• _Direction_: Wherever the string "content" appears in a line, extract that line.

* BEGIN *

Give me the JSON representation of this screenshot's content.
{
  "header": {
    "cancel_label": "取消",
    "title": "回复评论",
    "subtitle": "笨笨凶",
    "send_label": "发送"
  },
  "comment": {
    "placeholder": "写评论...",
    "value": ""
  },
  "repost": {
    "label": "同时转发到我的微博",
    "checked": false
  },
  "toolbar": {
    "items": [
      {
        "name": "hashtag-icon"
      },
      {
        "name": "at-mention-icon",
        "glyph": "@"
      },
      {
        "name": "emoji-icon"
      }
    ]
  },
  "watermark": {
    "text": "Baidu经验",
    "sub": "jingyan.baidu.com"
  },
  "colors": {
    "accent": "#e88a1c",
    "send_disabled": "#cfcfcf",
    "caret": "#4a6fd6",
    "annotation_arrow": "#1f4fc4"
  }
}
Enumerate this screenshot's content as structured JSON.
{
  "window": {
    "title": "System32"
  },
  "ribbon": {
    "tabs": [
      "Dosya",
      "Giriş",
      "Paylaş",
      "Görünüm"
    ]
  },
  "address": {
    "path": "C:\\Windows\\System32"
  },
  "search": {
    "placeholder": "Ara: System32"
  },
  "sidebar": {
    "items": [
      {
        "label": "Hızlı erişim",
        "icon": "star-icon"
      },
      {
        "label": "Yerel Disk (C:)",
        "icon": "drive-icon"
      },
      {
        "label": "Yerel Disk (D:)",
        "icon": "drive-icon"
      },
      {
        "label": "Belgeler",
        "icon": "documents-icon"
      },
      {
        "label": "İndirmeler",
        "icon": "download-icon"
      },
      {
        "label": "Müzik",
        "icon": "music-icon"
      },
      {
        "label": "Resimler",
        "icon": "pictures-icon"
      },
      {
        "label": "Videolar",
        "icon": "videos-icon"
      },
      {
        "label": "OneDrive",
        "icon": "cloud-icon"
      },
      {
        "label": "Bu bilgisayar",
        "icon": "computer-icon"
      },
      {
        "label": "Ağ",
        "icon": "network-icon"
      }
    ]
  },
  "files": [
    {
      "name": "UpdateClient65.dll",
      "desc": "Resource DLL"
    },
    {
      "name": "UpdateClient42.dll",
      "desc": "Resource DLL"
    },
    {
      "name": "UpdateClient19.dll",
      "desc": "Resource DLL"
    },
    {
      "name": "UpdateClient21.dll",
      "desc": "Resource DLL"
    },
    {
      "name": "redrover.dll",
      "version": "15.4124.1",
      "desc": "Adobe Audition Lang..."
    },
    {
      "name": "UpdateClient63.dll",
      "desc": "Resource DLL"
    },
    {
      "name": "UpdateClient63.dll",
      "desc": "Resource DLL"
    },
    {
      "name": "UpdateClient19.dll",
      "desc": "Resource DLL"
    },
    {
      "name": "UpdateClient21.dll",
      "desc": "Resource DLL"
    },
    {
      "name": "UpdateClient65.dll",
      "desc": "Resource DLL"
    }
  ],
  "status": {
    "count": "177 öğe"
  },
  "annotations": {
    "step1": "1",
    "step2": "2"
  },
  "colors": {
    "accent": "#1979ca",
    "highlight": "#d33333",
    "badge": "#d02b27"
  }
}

* END *

• _Response to the exercise_:
Give me the JSON representation of this screenshot's content.
Enumerate this screenshot's content as structured JSON.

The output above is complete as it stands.